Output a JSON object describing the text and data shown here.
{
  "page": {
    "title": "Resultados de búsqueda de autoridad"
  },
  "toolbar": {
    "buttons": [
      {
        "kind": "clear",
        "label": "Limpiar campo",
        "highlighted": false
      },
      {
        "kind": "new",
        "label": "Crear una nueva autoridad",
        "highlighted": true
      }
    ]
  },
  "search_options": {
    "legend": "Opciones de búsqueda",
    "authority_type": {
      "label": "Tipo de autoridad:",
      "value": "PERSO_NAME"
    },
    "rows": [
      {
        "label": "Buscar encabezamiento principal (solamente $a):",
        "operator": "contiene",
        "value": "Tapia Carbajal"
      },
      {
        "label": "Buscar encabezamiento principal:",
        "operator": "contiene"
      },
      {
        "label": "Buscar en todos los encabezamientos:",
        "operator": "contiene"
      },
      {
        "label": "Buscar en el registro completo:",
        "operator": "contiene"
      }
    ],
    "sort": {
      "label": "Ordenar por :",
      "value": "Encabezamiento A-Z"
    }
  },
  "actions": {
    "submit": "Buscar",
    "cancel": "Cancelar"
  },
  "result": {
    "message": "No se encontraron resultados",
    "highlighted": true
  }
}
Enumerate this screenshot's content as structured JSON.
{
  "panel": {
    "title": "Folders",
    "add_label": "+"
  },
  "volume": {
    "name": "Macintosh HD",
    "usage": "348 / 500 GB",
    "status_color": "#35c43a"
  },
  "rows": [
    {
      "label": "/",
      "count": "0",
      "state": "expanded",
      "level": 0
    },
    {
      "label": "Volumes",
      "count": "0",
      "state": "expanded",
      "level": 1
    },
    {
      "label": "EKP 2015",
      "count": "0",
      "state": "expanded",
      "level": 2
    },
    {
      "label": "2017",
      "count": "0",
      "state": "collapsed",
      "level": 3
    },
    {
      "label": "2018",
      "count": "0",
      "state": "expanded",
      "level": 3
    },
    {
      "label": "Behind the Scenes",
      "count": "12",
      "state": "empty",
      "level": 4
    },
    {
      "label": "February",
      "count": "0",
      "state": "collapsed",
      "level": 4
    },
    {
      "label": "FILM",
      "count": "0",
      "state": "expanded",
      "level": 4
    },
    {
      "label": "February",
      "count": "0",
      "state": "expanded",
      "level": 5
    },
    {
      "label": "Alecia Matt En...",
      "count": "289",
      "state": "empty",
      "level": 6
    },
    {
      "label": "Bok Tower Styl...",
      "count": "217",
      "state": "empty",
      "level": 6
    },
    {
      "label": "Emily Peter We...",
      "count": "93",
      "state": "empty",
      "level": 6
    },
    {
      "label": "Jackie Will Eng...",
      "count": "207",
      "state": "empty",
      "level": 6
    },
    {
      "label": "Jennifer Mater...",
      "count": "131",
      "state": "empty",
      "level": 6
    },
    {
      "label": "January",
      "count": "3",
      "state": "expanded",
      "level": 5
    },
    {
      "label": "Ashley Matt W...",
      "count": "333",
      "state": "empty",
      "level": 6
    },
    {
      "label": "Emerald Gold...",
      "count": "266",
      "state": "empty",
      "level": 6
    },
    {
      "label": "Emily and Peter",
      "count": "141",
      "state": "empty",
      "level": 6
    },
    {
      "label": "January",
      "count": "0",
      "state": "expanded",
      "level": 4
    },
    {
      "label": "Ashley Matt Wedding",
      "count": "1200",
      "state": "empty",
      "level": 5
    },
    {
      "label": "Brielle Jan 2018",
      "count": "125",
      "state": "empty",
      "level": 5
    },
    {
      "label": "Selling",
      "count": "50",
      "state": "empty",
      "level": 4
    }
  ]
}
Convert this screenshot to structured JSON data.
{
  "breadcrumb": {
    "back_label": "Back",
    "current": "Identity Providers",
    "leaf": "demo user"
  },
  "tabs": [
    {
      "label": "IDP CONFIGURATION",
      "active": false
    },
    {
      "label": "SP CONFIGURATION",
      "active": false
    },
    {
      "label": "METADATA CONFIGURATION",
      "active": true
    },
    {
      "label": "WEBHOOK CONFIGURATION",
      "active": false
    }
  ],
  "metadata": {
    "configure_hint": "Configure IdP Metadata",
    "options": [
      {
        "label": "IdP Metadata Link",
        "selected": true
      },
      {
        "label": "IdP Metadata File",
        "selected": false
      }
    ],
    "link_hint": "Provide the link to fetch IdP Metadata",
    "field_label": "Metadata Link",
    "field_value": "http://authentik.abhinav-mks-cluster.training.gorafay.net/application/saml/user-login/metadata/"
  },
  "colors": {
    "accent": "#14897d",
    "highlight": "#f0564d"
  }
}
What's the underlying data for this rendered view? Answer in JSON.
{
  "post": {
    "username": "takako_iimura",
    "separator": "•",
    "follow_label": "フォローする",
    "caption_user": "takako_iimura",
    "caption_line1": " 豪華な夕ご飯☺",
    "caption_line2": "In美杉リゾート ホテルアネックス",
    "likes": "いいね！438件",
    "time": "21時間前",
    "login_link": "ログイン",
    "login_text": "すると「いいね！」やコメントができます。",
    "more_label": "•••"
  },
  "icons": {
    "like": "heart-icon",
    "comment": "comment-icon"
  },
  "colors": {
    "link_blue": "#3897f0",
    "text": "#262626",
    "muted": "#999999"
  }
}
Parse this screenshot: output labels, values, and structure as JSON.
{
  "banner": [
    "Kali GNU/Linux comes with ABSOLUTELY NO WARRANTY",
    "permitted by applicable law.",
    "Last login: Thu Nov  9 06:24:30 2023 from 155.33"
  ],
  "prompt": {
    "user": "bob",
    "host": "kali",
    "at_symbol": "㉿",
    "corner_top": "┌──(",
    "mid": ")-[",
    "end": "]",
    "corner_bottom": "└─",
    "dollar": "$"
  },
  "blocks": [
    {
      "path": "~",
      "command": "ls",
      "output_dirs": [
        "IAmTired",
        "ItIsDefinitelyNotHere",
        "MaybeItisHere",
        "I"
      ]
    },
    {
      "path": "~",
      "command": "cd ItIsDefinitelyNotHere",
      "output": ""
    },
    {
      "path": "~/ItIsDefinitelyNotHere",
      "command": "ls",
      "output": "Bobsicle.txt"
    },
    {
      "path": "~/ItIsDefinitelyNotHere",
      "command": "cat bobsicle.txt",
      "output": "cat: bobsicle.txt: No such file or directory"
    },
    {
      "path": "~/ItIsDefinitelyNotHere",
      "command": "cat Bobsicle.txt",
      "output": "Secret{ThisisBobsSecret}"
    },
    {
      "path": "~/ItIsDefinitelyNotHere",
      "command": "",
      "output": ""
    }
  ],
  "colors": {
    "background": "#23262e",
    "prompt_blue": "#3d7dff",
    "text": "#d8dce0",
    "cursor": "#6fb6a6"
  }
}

#####

REQUIREMENTS: Reproduce exactly the line containing "What's the underlying" and every line after it through the end of the records above, and nothing else.

TASK RESULT:
What's the underlying data for this rendered view? Answer in JSON.
{
  "post": {
    "username": "takako_iimura",
    "separator": "•",
    "follow_label": "フォローする",
    "caption_user": "takako_iimura",
    "caption_line1": " 豪華な夕ご飯☺",
    "caption_line2": "In美杉リゾート ホテルアネックス",
    "likes": "いいね！438件",
    "time": "21時間前",
    "login_link": "ログイン",
    "login_text": "すると「いいね！」やコメントができます。",
    "more_label": "•••"
  },
  "icons": {
    "like": "heart-icon",
    "comment": "comment-icon"
  },
  "colors": {
    "link_blue": "#3897f0",
    "text": "#262626",
    "muted": "#999999"
  }
}
Parse this screenshot: output labels, values, and structure as JSON.
{
  "banner": [
    "Kali GNU/Linux comes with ABSOLUTELY NO WARRANTY",
    "permitted by applicable law.",
    "Last login: Thu Nov  9 06:24:30 2023 from 155.33"
  ],
  "prompt": {
    "user": "bob",
    "host": "kali",
    "at_symbol": "㉿",
    "corner_top": "┌──(",
    "mid": ")-[",
    "end": "]",
    "corner_bottom": "└─",
    "dollar": "$"
  },
  "blocks": [
    {
      "path": "~",
      "command": "ls",
      "output_dirs": [
        "IAmTired",
        "ItIsDefinitelyNotHere",
        "MaybeItisHere",
        "I"
      ]
    },
    {
      "path": "~",
      "command": "cd ItIsDefinitelyNotHere",
      "output": ""
    },
    {
      "path": "~/ItIsDefinitelyNotHere",
      "command": "ls",
      "output": "Bobsicle.txt"
    },
    {
      "path": "~/ItIsDefinitelyNotHere",
      "command": "cat bobsicle.txt",
      "output": "cat: bobsicle.txt: No such file or directory"
    },
    {
      "path": "~/ItIsDefinitelyNotHere",
      "command": "cat Bobsicle.txt",
      "output": "Secret{ThisisBobsSecret}"
    },
    {
      "path": "~/ItIsDefinitelyNotHere",
      "command": "",
      "output": ""
    }
  ],
  "colors": {
    "background": "#23262e",
    "prompt_blue": "#3d7dff",
    "text": "#d8dce0",
    "cursor": "#6fb6a6"
  }
}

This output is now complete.